*Requirement*
Find every line in the records below that holds the word "content", and copy each one.

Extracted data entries
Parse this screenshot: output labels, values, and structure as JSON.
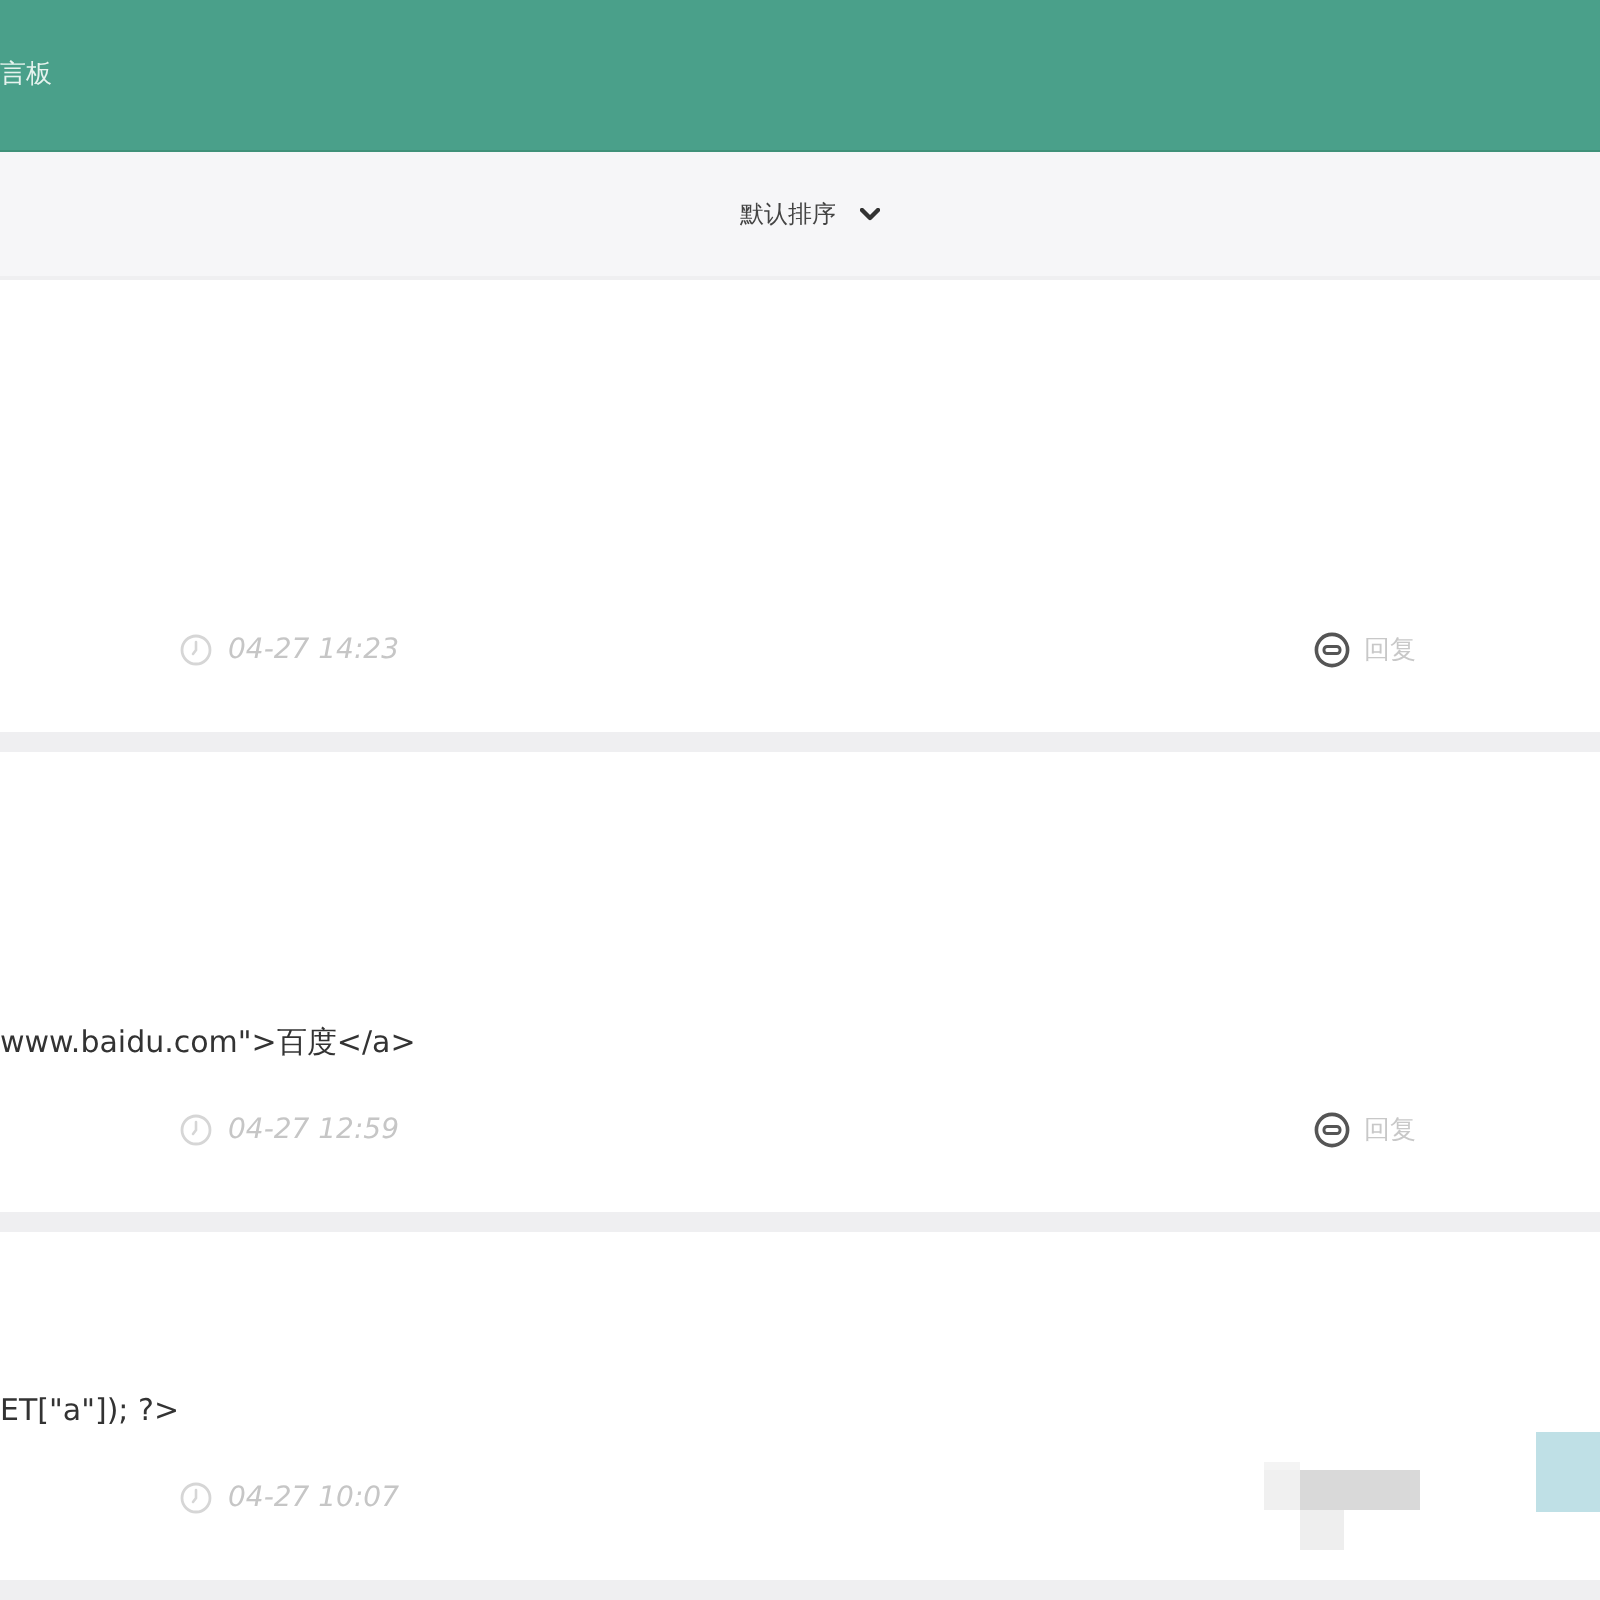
{
  "header": {
    "title": "言板"
  },
  "sort": {
    "label": "默认排序"
  },
  "messages": [
    {
      "time": "04-27 14:23",
      "reply": "回复"
    },
    {
      "content": "www.baidu.com\">百度</a>",
      "time": "04-27 12:59",
      "reply": "回复"
    },
    {
      "content": "ET[\"a\"]); ?>",
      "time": "04-27 10:07"
    }
  ]
}
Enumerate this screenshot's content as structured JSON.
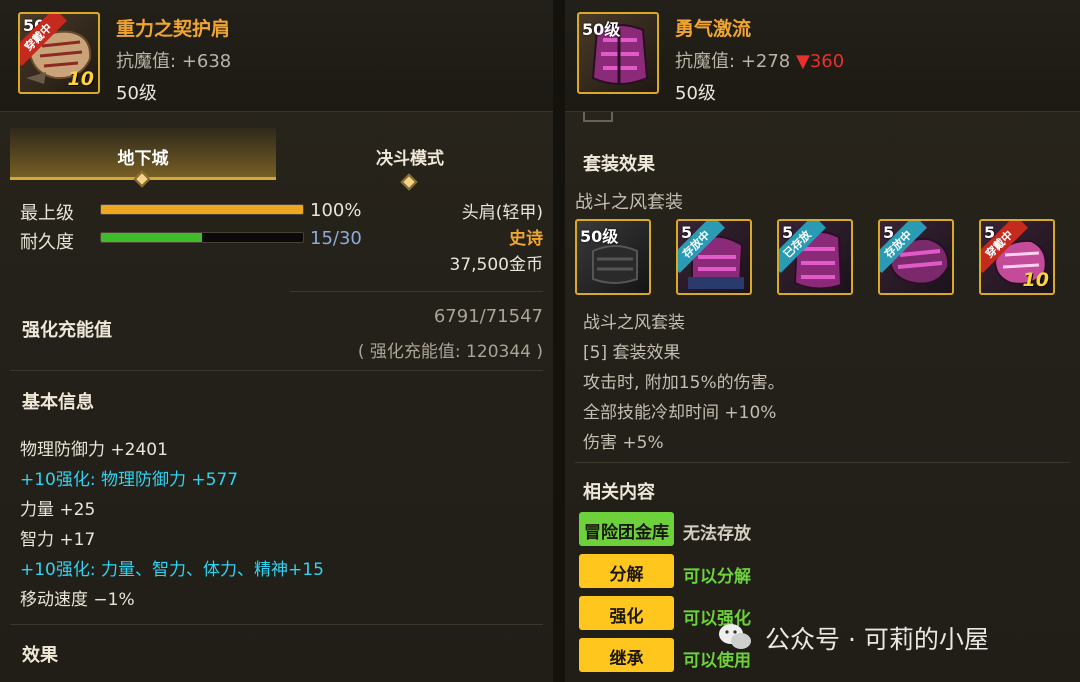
{
  "left_item": {
    "name": "重力之契护肩",
    "resist_label": "抗魔值:",
    "resist_value": "+638",
    "level_text": "50级",
    "icon": {
      "level_badge": "50",
      "ribbon": "穿戴中",
      "enhance": "10",
      "name": "shoulder-armor-icon"
    }
  },
  "tabs": [
    {
      "label": "地下城",
      "active": true
    },
    {
      "label": "决斗模式",
      "active": false
    }
  ],
  "bars": [
    {
      "label": "最上级",
      "value_text": "100%",
      "fraction": 1.0,
      "color": "#f0a720"
    },
    {
      "label": "耐久度",
      "value_text": "15/30",
      "fraction": 0.5,
      "color": "#3dbd2a"
    }
  ],
  "item_info": {
    "slot": "头肩(轻甲)",
    "rarity": "史诗",
    "rarity_color": "#f0a531",
    "price": "37,500金币"
  },
  "charge": {
    "title": "强化充能值",
    "value": "6791/71547",
    "sub": "( 强化充能值: 120344 )"
  },
  "basic_info": {
    "title": "基本信息",
    "stats": [
      {
        "text": "物理防御力 +2401",
        "style": "normal"
      },
      {
        "text": "+10强化: 物理防御力 +577",
        "style": "cyan"
      },
      {
        "text": "力量 +25",
        "style": "normal"
      },
      {
        "text": "智力 +17",
        "style": "normal"
      },
      {
        "text": "+10强化: 力量、智力、体力、精神+15",
        "style": "cyan"
      },
      {
        "text": "移动速度 −1%",
        "style": "normal"
      }
    ]
  },
  "effect_title": "效果",
  "right_item": {
    "name": "勇气激流",
    "resist_label": "抗魔值:",
    "resist_value": "+278",
    "resist_down": "▼360",
    "level_text": "50级",
    "icon": {
      "level_badge": "50级",
      "name": "chest-armor-icon"
    }
  },
  "set_effect": {
    "title": "套装效果",
    "set_name": "战斗之风套装",
    "pieces": [
      {
        "badge": "50级",
        "ribbon": "",
        "enhance": ""
      },
      {
        "badge": "5",
        "ribbon": "存放中",
        "enhance": ""
      },
      {
        "badge": "5",
        "ribbon": "已存放",
        "enhance": ""
      },
      {
        "badge": "5",
        "ribbon": "存放中",
        "enhance": ""
      },
      {
        "badge": "5",
        "ribbon": "穿戴中",
        "enhance": "10"
      }
    ],
    "desc_name": "战斗之风套装",
    "desc_lines": [
      "[5] 套装效果",
      "攻击时, 附加15%的伤害。",
      "全部技能冷却时间 +10%",
      "伤害 +5%"
    ]
  },
  "related": {
    "title": "相关内容",
    "rows": [
      {
        "tag": "冒险团金库",
        "tag_color": "green",
        "status": "无法存放",
        "status_color": "#d6d0c4"
      },
      {
        "tag": "分解",
        "tag_color": "yellow",
        "status": "可以分解",
        "status_color": "#6dd13c"
      },
      {
        "tag": "强化",
        "tag_color": "yellow",
        "status": "可以强化",
        "status_color": "#6dd13c"
      },
      {
        "tag": "继承",
        "tag_color": "yellow",
        "status": "可以使用",
        "status_color": "#6dd13c"
      }
    ]
  },
  "watermark": "公众号 · 可莉的小屋"
}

*Complete answer*
      "content": "www.baidu.com\">百度</a>",
      "content": "ET[\"a\"]); ?>",
Enumerate this screenshot's content as structured JSON.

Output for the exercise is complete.